REQUIRED TASK: The data must be returned in full and exactly as given.
■ ■ ■
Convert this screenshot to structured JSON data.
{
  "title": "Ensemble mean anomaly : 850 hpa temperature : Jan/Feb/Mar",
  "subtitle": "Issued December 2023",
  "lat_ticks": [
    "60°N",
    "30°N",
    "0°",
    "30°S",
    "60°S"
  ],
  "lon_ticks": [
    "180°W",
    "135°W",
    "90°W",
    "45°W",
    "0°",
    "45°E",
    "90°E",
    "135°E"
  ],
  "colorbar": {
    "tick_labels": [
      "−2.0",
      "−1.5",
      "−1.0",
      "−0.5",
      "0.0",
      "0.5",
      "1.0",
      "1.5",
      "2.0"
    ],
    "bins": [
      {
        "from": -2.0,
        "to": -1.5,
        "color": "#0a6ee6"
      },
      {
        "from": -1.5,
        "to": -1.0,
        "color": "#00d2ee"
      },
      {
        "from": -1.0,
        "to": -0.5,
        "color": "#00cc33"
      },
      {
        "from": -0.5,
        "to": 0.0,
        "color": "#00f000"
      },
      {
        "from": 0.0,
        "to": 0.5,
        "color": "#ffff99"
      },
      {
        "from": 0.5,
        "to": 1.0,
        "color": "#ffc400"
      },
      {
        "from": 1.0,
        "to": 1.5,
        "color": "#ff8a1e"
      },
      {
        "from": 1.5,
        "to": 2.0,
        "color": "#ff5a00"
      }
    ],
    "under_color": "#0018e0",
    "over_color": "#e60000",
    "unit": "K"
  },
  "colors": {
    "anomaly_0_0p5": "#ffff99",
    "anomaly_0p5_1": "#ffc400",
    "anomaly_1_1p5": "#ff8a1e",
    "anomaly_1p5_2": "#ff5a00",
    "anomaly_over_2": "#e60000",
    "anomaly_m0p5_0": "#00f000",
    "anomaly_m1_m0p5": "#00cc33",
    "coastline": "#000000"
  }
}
■ ■ ■
RESPONSE:
Convert this screenshot to structured JSON data.
{
  "title": "Ensemble mean anomaly : 850 hpa temperature : Jan/Feb/Mar",
  "subtitle": "Issued December 2023",
  "lat_ticks": [
    "60°N",
    "30°N",
    "0°",
    "30°S",
    "60°S"
  ],
  "lon_ticks": [
    "180°W",
    "135°W",
    "90°W",
    "45°W",
    "0°",
    "45°E",
    "90°E",
    "135°E"
  ],
  "colorbar": {
    "tick_labels": [
      "−2.0",
      "−1.5",
      "−1.0",
      "−0.5",
      "0.0",
      "0.5",
      "1.0",
      "1.5",
      "2.0"
    ],
    "bins": [
      {
        "from": -2.0,
        "to": -1.5,
        "color": "#0a6ee6"
      },
      {
        "from": -1.5,
        "to": -1.0,
        "color": "#00d2ee"
      },
      {
        "from": -1.0,
        "to": -0.5,
        "color": "#00cc33"
      },
      {
        "from": -0.5,
        "to": 0.0,
        "color": "#00f000"
      },
      {
        "from": 0.0,
        "to": 0.5,
        "color": "#ffff99"
      },
      {
        "from": 0.5,
        "to": 1.0,
        "color": "#ffc400"
      },
      {
        "from": 1.0,
        "to": 1.5,
        "color": "#ff8a1e"
      },
      {
        "from": 1.5,
        "to": 2.0,
        "color": "#ff5a00"
      }
    ],
    "under_color": "#0018e0",
    "over_color": "#e60000",
    "unit": "K"
  },
  "colors": {
    "anomaly_0_0p5": "#ffff99",
    "anomaly_0p5_1": "#ffc400",
    "anomaly_1_1p5": "#ff8a1e",
    "anomaly_1p5_2": "#ff5a00",
    "anomaly_over_2": "#e60000",
    "anomaly_m0p5_0": "#00f000",
    "anomaly_m1_m0p5": "#00cc33",
    "coastline": "#000000"
  }
}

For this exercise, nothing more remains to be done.